Figure collection entries:
* * *
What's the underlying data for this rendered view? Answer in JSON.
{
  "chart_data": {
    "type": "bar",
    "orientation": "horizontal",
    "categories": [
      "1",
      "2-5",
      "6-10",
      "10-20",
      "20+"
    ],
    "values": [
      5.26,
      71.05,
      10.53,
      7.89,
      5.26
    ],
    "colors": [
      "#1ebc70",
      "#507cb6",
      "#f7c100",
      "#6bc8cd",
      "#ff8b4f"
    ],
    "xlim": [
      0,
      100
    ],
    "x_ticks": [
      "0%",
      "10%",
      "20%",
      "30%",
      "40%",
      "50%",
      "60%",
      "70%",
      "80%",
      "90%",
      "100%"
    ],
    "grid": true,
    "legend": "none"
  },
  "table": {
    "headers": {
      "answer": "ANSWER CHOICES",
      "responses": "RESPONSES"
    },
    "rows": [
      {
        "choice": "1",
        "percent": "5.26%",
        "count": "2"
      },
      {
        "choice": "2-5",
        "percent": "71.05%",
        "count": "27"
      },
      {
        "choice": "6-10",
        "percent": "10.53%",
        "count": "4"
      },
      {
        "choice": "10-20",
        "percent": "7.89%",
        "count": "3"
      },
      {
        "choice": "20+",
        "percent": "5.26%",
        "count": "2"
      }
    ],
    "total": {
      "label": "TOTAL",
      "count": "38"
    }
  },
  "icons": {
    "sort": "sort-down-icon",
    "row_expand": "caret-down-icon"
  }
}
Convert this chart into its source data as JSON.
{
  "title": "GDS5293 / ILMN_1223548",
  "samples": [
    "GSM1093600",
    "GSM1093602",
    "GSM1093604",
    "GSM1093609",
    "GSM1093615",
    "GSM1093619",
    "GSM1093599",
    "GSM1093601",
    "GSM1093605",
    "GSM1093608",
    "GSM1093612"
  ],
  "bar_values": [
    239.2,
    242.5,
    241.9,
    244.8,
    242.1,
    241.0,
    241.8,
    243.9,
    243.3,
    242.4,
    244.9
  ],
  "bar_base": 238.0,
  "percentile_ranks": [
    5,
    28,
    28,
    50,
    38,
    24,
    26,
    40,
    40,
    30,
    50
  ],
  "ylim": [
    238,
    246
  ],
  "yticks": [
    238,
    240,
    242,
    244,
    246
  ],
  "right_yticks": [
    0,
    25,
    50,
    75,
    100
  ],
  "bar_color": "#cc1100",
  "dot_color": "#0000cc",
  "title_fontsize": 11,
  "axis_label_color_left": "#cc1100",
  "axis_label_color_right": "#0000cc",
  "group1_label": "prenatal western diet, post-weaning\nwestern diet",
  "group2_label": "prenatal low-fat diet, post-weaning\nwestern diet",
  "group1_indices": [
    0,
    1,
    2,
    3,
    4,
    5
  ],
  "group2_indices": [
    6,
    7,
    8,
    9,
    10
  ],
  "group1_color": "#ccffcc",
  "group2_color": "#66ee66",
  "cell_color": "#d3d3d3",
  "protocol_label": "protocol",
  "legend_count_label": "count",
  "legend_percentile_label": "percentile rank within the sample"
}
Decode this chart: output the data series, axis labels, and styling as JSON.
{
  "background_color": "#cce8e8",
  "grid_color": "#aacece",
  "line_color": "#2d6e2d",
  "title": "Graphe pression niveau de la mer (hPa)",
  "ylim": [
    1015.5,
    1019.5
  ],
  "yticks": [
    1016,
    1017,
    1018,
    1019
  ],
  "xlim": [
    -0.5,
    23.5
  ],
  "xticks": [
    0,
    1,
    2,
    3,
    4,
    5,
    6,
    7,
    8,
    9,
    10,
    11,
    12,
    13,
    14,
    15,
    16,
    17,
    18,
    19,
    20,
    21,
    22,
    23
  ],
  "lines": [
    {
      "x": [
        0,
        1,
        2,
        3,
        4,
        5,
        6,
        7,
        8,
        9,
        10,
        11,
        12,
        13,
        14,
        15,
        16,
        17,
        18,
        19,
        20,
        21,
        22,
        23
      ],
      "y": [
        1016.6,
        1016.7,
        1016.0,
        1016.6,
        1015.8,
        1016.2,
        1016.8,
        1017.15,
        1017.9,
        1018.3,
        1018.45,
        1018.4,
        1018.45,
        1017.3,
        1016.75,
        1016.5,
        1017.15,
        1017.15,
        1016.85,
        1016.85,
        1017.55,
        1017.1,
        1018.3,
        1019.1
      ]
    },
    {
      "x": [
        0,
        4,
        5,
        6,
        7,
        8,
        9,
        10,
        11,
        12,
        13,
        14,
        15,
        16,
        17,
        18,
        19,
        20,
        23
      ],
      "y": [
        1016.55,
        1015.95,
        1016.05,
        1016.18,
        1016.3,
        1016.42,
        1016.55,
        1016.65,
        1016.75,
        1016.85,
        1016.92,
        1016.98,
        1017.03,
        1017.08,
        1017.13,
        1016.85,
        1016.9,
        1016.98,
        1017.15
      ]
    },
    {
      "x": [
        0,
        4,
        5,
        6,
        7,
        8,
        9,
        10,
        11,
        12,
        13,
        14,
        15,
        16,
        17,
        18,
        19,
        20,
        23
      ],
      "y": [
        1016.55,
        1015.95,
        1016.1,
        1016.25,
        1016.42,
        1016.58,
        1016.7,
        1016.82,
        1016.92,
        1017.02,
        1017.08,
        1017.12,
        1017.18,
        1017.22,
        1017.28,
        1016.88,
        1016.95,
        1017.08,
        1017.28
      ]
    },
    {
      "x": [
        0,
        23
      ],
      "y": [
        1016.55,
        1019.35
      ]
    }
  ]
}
* * *
TASK PROMPT: The entries above must be returned in full, exactly as shown.

PROBLEM SOLUTION:
What's the underlying data for this rendered view? Answer in JSON.
{
  "chart_data": {
    "type": "bar",
    "orientation": "horizontal",
    "categories": [
      "1",
      "2-5",
      "6-10",
      "10-20",
      "20+"
    ],
    "values": [
      5.26,
      71.05,
      10.53,
      7.89,
      5.26
    ],
    "colors": [
      "#1ebc70",
      "#507cb6",
      "#f7c100",
      "#6bc8cd",
      "#ff8b4f"
    ],
    "xlim": [
      0,
      100
    ],
    "x_ticks": [
      "0%",
      "10%",
      "20%",
      "30%",
      "40%",
      "50%",
      "60%",
      "70%",
      "80%",
      "90%",
      "100%"
    ],
    "grid": true,
    "legend": "none"
  },
  "table": {
    "headers": {
      "answer": "ANSWER CHOICES",
      "responses": "RESPONSES"
    },
    "rows": [
      {
        "choice": "1",
        "percent": "5.26%",
        "count": "2"
      },
      {
        "choice": "2-5",
        "percent": "71.05%",
        "count": "27"
      },
      {
        "choice": "6-10",
        "percent": "10.53%",
        "count": "4"
      },
      {
        "choice": "10-20",
        "percent": "7.89%",
        "count": "3"
      },
      {
        "choice": "20+",
        "percent": "5.26%",
        "count": "2"
      }
    ],
    "total": {
      "label": "TOTAL",
      "count": "38"
    }
  },
  "icons": {
    "sort": "sort-down-icon",
    "row_expand": "caret-down-icon"
  }
}
Convert this chart into its source data as JSON.
{
  "title": "GDS5293 / ILMN_1223548",
  "samples": [
    "GSM1093600",
    "GSM1093602",
    "GSM1093604",
    "GSM1093609",
    "GSM1093615",
    "GSM1093619",
    "GSM1093599",
    "GSM1093601",
    "GSM1093605",
    "GSM1093608",
    "GSM1093612"
  ],
  "bar_values": [
    239.2,
    242.5,
    241.9,
    244.8,
    242.1,
    241.0,
    241.8,
    243.9,
    243.3,
    242.4,
    244.9
  ],
  "bar_base": 238.0,
  "percentile_ranks": [
    5,
    28,
    28,
    50,
    38,
    24,
    26,
    40,
    40,
    30,
    50
  ],
  "ylim": [
    238,
    246
  ],
  "yticks": [
    238,
    240,
    242,
    244,
    246
  ],
  "right_yticks": [
    0,
    25,
    50,
    75,
    100
  ],
  "bar_color": "#cc1100",
  "dot_color": "#0000cc",
  "title_fontsize": 11,
  "axis_label_color_left": "#cc1100",
  "axis_label_color_right": "#0000cc",
  "group1_label": "prenatal western diet, post-weaning\nwestern diet",
  "group2_label": "prenatal low-fat diet, post-weaning\nwestern diet",
  "group1_indices": [
    0,
    1,
    2,
    3,
    4,
    5
  ],
  "group2_indices": [
    6,
    7,
    8,
    9,
    10
  ],
  "group1_color": "#ccffcc",
  "group2_color": "#66ee66",
  "cell_color": "#d3d3d3",
  "protocol_label": "protocol",
  "legend_count_label": "count",
  "legend_percentile_label": "percentile rank within the sample"
}
Decode this chart: output the data series, axis labels, and styling as JSON.
{
  "background_color": "#cce8e8",
  "grid_color": "#aacece",
  "line_color": "#2d6e2d",
  "title": "Graphe pression niveau de la mer (hPa)",
  "ylim": [
    1015.5,
    1019.5
  ],
  "yticks": [
    1016,
    1017,
    1018,
    1019
  ],
  "xlim": [
    -0.5,
    23.5
  ],
  "xticks": [
    0,
    1,
    2,
    3,
    4,
    5,
    6,
    7,
    8,
    9,
    10,
    11,
    12,
    13,
    14,
    15,
    16,
    17,
    18,
    19,
    20,
    21,
    22,
    23
  ],
  "lines": [
    {
      "x": [
        0,
        1,
        2,
        3,
        4,
        5,
        6,
        7,
        8,
        9,
        10,
        11,
        12,
        13,
        14,
        15,
        16,
        17,
        18,
        19,
        20,
        21,
        22,
        23
      ],
      "y": [
        1016.6,
        1016.7,
        1016.0,
        1016.6,
        1015.8,
        1016.2,
        1016.8,
        1017.15,
        1017.9,
        1018.3,
        1018.45,
        1018.4,
        1018.45,
        1017.3,
        1016.75,
        1016.5,
        1017.15,
        1017.15,
        1016.85,
        1016.85,
        1017.55,
        1017.1,
        1018.3,
        1019.1
      ]
    },
    {
      "x": [
        0,
        4,
        5,
        6,
        7,
        8,
        9,
        10,
        11,
        12,
        13,
        14,
        15,
        16,
        17,
        18,
        19,
        20,
        23
      ],
      "y": [
        1016.55,
        1015.95,
        1016.05,
        1016.18,
        1016.3,
        1016.42,
        1016.55,
        1016.65,
        1016.75,
        1016.85,
        1016.92,
        1016.98,
        1017.03,
        1017.08,
        1017.13,
        1016.85,
        1016.9,
        1016.98,
        1017.15
      ]
    },
    {
      "x": [
        0,
        4,
        5,
        6,
        7,
        8,
        9,
        10,
        11,
        12,
        13,
        14,
        15,
        16,
        17,
        18,
        19,
        20,
        23
      ],
      "y": [
        1016.55,
        1015.95,
        1016.1,
        1016.25,
        1016.42,
        1016.58,
        1016.7,
        1016.82,
        1016.92,
        1017.02,
        1017.08,
        1017.12,
        1017.18,
        1017.22,
        1017.28,
        1016.88,
        1016.95,
        1017.08,
        1017.28
      ]
    },
    {
      "x": [
        0,
        23
      ],
      "y": [
        1016.55,
        1019.35
      ]
    }
  ]
}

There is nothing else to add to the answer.